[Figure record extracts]
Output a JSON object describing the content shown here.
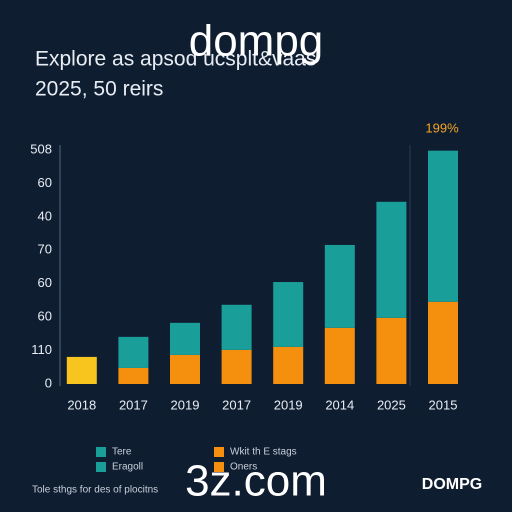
{
  "chart_data": {
    "type": "stacked-bar",
    "watermark_top": "dompg",
    "title": "Explore as apsod ucsplt&vaas",
    "subtitle": "2025, 50 reirs",
    "annotation": "199%",
    "categories": [
      "2018",
      "2017",
      "2019",
      "2017",
      "2019",
      "2014",
      "2025",
      "2015"
    ],
    "series": [
      {
        "name": "Wkit th E stags",
        "color": "#f5900f",
        "colors": [
          "#f7c51e",
          "#f5900f",
          "#f5900f",
          "#f5900f",
          "#f5900f",
          "#f5900f",
          "#f5900f",
          "#f5900f"
        ],
        "values": [
          0.81,
          0.48,
          0.87,
          1.02,
          1.11,
          1.68,
          1.98,
          2.46
        ]
      },
      {
        "name": "Tere",
        "color": "#1a9e9a",
        "values": [
          null,
          0.93,
          0.96,
          1.35,
          1.94,
          2.48,
          3.47,
          4.52
        ]
      }
    ],
    "extra_legend": [
      {
        "label": "Eragoll",
        "color": "#1a9e9a"
      },
      {
        "label": "Oners",
        "color": "#f5900f"
      }
    ],
    "ylim": [
      0,
      7
    ],
    "yticks": [
      0,
      {
        "value": 1,
        "label": "110"
      },
      {
        "value": 2,
        "label": "60"
      },
      {
        "value": 3,
        "label": "60"
      },
      {
        "value": 4,
        "label": "70"
      },
      {
        "value": 5,
        "label": "40"
      },
      {
        "value": 6,
        "label": "60"
      },
      {
        "value": 7,
        "label": "508"
      }
    ],
    "footer": "Tole sthgs for des of plocitns",
    "watermark_bottom": "3z.com",
    "logo": "DOMPG"
  }
}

SHORT PROBLEM: Look through the entries above and report each line where the string "label" occurs.

CORRECT RESPONSE:
        "label": "Eragoll",
        "label": "Oners",
        "label": "110"
        "label": "60"
        "label": "60"
        "label": "70"
        "label": "40"
        "label": "60"
        "label": "508"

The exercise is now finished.